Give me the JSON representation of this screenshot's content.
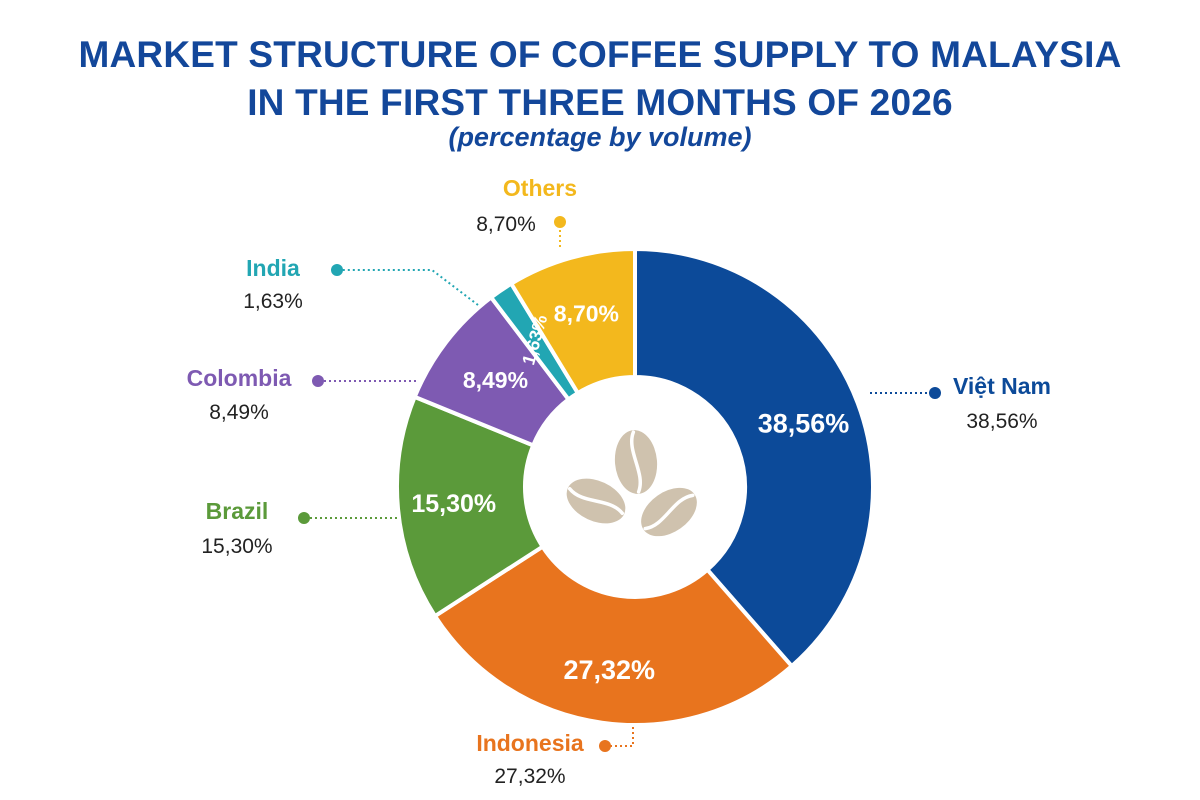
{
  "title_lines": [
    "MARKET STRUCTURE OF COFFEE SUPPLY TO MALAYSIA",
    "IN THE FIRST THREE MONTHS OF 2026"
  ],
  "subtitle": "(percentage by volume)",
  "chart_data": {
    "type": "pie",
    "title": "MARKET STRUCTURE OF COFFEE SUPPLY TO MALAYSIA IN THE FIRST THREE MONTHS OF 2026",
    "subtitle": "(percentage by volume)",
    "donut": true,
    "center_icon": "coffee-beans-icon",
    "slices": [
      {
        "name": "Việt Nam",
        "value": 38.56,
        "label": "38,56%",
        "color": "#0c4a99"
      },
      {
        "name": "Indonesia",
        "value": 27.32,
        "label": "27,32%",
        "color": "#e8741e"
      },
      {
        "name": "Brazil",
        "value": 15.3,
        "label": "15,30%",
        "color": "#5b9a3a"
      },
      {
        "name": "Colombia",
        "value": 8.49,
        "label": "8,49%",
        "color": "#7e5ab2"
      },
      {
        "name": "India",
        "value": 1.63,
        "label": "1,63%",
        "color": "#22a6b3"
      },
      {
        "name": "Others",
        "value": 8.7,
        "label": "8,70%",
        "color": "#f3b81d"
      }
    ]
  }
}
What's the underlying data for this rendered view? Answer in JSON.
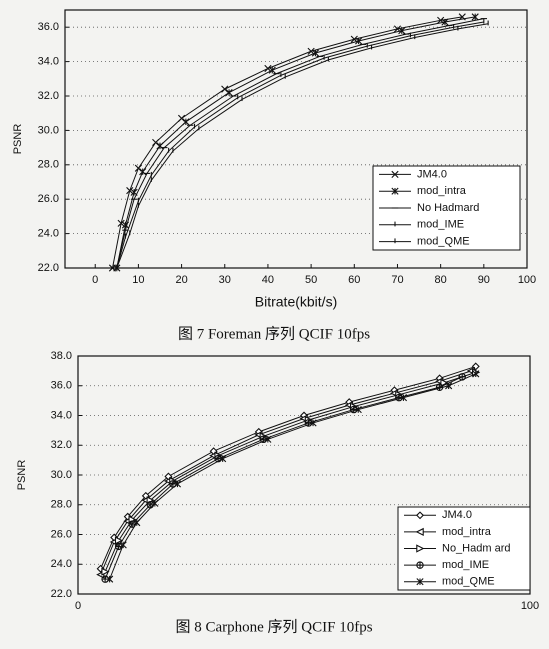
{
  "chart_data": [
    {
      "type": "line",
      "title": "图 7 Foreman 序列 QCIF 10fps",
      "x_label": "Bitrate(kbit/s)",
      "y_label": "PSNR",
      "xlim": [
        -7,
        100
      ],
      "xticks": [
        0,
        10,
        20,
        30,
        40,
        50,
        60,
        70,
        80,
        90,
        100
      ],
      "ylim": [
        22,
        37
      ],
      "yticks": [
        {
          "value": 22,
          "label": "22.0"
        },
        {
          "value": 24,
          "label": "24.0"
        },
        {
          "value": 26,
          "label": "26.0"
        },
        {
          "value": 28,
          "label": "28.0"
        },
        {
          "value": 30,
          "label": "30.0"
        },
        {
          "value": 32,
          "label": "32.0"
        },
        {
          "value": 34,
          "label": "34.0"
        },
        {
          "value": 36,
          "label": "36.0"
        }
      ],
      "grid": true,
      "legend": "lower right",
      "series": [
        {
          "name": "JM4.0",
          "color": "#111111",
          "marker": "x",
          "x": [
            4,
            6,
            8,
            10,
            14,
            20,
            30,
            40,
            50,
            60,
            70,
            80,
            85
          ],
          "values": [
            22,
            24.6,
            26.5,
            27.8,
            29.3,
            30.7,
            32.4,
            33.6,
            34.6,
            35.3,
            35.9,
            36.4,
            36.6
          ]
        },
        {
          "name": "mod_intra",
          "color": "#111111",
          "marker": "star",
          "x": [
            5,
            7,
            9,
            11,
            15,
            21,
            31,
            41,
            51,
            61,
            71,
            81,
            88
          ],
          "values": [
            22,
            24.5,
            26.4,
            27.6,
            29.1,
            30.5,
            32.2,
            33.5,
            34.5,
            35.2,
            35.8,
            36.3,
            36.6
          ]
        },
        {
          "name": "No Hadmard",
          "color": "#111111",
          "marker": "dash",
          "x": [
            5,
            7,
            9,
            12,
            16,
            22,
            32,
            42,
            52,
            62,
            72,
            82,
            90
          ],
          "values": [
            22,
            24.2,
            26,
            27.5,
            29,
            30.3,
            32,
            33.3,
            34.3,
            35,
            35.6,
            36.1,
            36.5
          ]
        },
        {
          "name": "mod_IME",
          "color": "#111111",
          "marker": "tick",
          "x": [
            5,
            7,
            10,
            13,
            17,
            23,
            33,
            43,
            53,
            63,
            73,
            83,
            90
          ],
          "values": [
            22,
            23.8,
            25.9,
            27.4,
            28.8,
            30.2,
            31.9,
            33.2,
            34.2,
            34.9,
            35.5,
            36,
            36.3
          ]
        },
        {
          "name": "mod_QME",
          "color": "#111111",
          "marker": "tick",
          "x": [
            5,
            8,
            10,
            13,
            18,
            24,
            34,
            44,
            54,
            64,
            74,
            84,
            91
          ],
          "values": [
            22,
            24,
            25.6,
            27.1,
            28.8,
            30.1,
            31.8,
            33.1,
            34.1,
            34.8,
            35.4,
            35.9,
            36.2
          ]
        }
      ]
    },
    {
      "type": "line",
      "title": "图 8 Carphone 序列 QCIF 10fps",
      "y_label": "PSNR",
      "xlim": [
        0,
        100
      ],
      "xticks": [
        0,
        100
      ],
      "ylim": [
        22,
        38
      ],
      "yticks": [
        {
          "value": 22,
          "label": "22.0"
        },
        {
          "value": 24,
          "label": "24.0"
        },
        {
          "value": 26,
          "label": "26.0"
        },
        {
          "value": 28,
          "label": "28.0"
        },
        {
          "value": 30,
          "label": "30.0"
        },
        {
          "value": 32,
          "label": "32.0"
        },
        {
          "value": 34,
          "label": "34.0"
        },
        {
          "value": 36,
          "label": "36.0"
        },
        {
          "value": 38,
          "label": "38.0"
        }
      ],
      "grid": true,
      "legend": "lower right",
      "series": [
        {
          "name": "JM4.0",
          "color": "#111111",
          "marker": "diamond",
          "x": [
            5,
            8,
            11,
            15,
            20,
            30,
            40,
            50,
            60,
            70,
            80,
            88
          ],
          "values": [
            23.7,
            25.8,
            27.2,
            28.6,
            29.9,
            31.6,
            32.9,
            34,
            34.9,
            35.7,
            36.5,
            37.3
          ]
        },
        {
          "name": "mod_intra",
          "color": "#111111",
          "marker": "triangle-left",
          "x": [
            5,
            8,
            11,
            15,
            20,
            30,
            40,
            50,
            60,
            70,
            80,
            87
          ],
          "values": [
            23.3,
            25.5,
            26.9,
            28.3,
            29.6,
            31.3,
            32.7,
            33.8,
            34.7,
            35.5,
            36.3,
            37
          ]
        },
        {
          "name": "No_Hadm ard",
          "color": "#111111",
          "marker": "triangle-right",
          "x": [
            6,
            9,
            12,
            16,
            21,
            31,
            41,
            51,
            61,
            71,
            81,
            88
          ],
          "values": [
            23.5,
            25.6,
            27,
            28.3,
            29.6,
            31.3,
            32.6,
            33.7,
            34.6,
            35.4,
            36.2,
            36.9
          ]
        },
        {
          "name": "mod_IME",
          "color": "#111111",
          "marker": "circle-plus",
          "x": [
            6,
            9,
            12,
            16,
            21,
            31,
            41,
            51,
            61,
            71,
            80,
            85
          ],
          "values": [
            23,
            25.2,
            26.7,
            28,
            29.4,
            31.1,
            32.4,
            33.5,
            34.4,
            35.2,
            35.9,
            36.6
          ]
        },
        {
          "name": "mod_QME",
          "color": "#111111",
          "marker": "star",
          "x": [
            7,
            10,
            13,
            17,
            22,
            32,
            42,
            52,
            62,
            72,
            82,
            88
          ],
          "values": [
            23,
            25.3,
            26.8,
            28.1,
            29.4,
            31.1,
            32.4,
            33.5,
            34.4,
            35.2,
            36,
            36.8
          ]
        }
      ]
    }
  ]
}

**WHAT IS REQUIRED:** Leave images out of the retyped records; keep all else exact.

**RESULT OF THIS TASK:**
Give me the JSON representation of this screenshot's content.
{
  "title_lines": [
    "MARKET STRUCTURE OF COFFEE SUPPLY TO MALAYSIA",
    "IN THE FIRST THREE MONTHS OF 2026"
  ],
  "subtitle": "(percentage by volume)",
  "chart_data": {
    "type": "pie",
    "title": "MARKET STRUCTURE OF COFFEE SUPPLY TO MALAYSIA IN THE FIRST THREE MONTHS OF 2026",
    "subtitle": "(percentage by volume)",
    "donut": true,
    "center_icon": "coffee-beans-icon",
    "slices": [
      {
        "name": "Việt Nam",
        "value": 38.56,
        "label": "38,56%",
        "color": "#0c4a99"
      },
      {
        "name": "Indonesia",
        "value": 27.32,
        "label": "27,32%",
        "color": "#e8741e"
      },
      {
        "name": "Brazil",
        "value": 15.3,
        "label": "15,30%",
        "color": "#5b9a3a"
      },
      {
        "name": "Colombia",
        "value": 8.49,
        "label": "8,49%",
        "color": "#7e5ab2"
      },
      {
        "name": "India",
        "value": 1.63,
        "label": "1,63%",
        "color": "#22a6b3"
      },
      {
        "name": "Others",
        "value": 8.7,
        "label": "8,70%",
        "color": "#f3b81d"
      }
    ]
  }
}
What's the underlying data for this rendered view? Answer in JSON.
{
  "chart_data": [
    {
      "type": "line",
      "title": "图 7 Foreman 序列 QCIF 10fps",
      "x_label": "Bitrate(kbit/s)",
      "y_label": "PSNR",
      "xlim": [
        -7,
        100
      ],
      "xticks": [
        0,
        10,
        20,
        30,
        40,
        50,
        60,
        70,
        80,
        90,
        100
      ],
      "ylim": [
        22,
        37
      ],
      "yticks": [
        {
          "value": 22,
          "label": "22.0"
        },
        {
          "value": 24,
          "label": "24.0"
        },
        {
          "value": 26,
          "label": "26.0"
        },
        {
          "value": 28,
          "label": "28.0"
        },
        {
          "value": 30,
          "label": "30.0"
        },
        {
          "value": 32,
          "label": "32.0"
        },
        {
          "value": 34,
          "label": "34.0"
        },
        {
          "value": 36,
          "label": "36.0"
        }
      ],
      "grid": true,
      "legend": "lower right",
      "series": [
        {
          "name": "JM4.0",
          "color": "#111111",
          "marker": "x",
          "x": [
            4,
            6,
            8,
            10,
            14,
            20,
            30,
            40,
            50,
            60,
            70,
            80,
            85
          ],
          "values": [
            22,
            24.6,
            26.5,
            27.8,
            29.3,
            30.7,
            32.4,
            33.6,
            34.6,
            35.3,
            35.9,
            36.4,
            36.6
          ]
        },
        {
          "name": "mod_intra",
          "color": "#111111",
          "marker": "star",
          "x": [
            5,
            7,
            9,
            11,
            15,
            21,
            31,
            41,
            51,
            61,
            71,
            81,
            88
          ],
          "values": [
            22,
            24.5,
            26.4,
            27.6,
            29.1,
            30.5,
            32.2,
            33.5,
            34.5,
            35.2,
            35.8,
            36.3,
            36.6
          ]
        },
        {
          "name": "No Hadmard",
          "color": "#111111",
          "marker": "dash",
          "x": [
            5,
            7,
            9,
            12,
            16,
            22,
            32,
            42,
            52,
            62,
            72,
            82,
            90
          ],
          "values": [
            22,
            24.2,
            26,
            27.5,
            29,
            30.3,
            32,
            33.3,
            34.3,
            35,
            35.6,
            36.1,
            36.5
          ]
        },
        {
          "name": "mod_IME",
          "color": "#111111",
          "marker": "tick",
          "x": [
            5,
            7,
            10,
            13,
            17,
            23,
            33,
            43,
            53,
            63,
            73,
            83,
            90
          ],
          "values": [
            22,
            23.8,
            25.9,
            27.4,
            28.8,
            30.2,
            31.9,
            33.2,
            34.2,
            34.9,
            35.5,
            36,
            36.3
          ]
        },
        {
          "name": "mod_QME",
          "color": "#111111",
          "marker": "tick",
          "x": [
            5,
            8,
            10,
            13,
            18,
            24,
            34,
            44,
            54,
            64,
            74,
            84,
            91
          ],
          "values": [
            22,
            24,
            25.6,
            27.1,
            28.8,
            30.1,
            31.8,
            33.1,
            34.1,
            34.8,
            35.4,
            35.9,
            36.2
          ]
        }
      ]
    },
    {
      "type": "line",
      "title": "图 8 Carphone 序列 QCIF 10fps",
      "y_label": "PSNR",
      "xlim": [
        0,
        100
      ],
      "xticks": [
        0,
        100
      ],
      "ylim": [
        22,
        38
      ],
      "yticks": [
        {
          "value": 22,
          "label": "22.0"
        },
        {
          "value": 24,
          "label": "24.0"
        },
        {
          "value": 26,
          "label": "26.0"
        },
        {
          "value": 28,
          "label": "28.0"
        },
        {
          "value": 30,
          "label": "30.0"
        },
        {
          "value": 32,
          "label": "32.0"
        },
        {
          "value": 34,
          "label": "34.0"
        },
        {
          "value": 36,
          "label": "36.0"
        },
        {
          "value": 38,
          "label": "38.0"
        }
      ],
      "grid": true,
      "legend": "lower right",
      "series": [
        {
          "name": "JM4.0",
          "color": "#111111",
          "marker": "diamond",
          "x": [
            5,
            8,
            11,
            15,
            20,
            30,
            40,
            50,
            60,
            70,
            80,
            88
          ],
          "values": [
            23.7,
            25.8,
            27.2,
            28.6,
            29.9,
            31.6,
            32.9,
            34,
            34.9,
            35.7,
            36.5,
            37.3
          ]
        },
        {
          "name": "mod_intra",
          "color": "#111111",
          "marker": "triangle-left",
          "x": [
            5,
            8,
            11,
            15,
            20,
            30,
            40,
            50,
            60,
            70,
            80,
            87
          ],
          "values": [
            23.3,
            25.5,
            26.9,
            28.3,
            29.6,
            31.3,
            32.7,
            33.8,
            34.7,
            35.5,
            36.3,
            37
          ]
        },
        {
          "name": "No_Hadm ard",
          "color": "#111111",
          "marker": "triangle-right",
          "x": [
            6,
            9,
            12,
            16,
            21,
            31,
            41,
            51,
            61,
            71,
            81,
            88
          ],
          "values": [
            23.5,
            25.6,
            27,
            28.3,
            29.6,
            31.3,
            32.6,
            33.7,
            34.6,
            35.4,
            36.2,
            36.9
          ]
        },
        {
          "name": "mod_IME",
          "color": "#111111",
          "marker": "circle-plus",
          "x": [
            6,
            9,
            12,
            16,
            21,
            31,
            41,
            51,
            61,
            71,
            80,
            85
          ],
          "values": [
            23,
            25.2,
            26.7,
            28,
            29.4,
            31.1,
            32.4,
            33.5,
            34.4,
            35.2,
            35.9,
            36.6
          ]
        },
        {
          "name": "mod_QME",
          "color": "#111111",
          "marker": "star",
          "x": [
            7,
            10,
            13,
            17,
            22,
            32,
            42,
            52,
            62,
            72,
            82,
            88
          ],
          "values": [
            23,
            25.3,
            26.8,
            28.1,
            29.4,
            31.1,
            32.4,
            33.5,
            34.4,
            35.2,
            36,
            36.8
          ]
        }
      ]
    }
  ]
}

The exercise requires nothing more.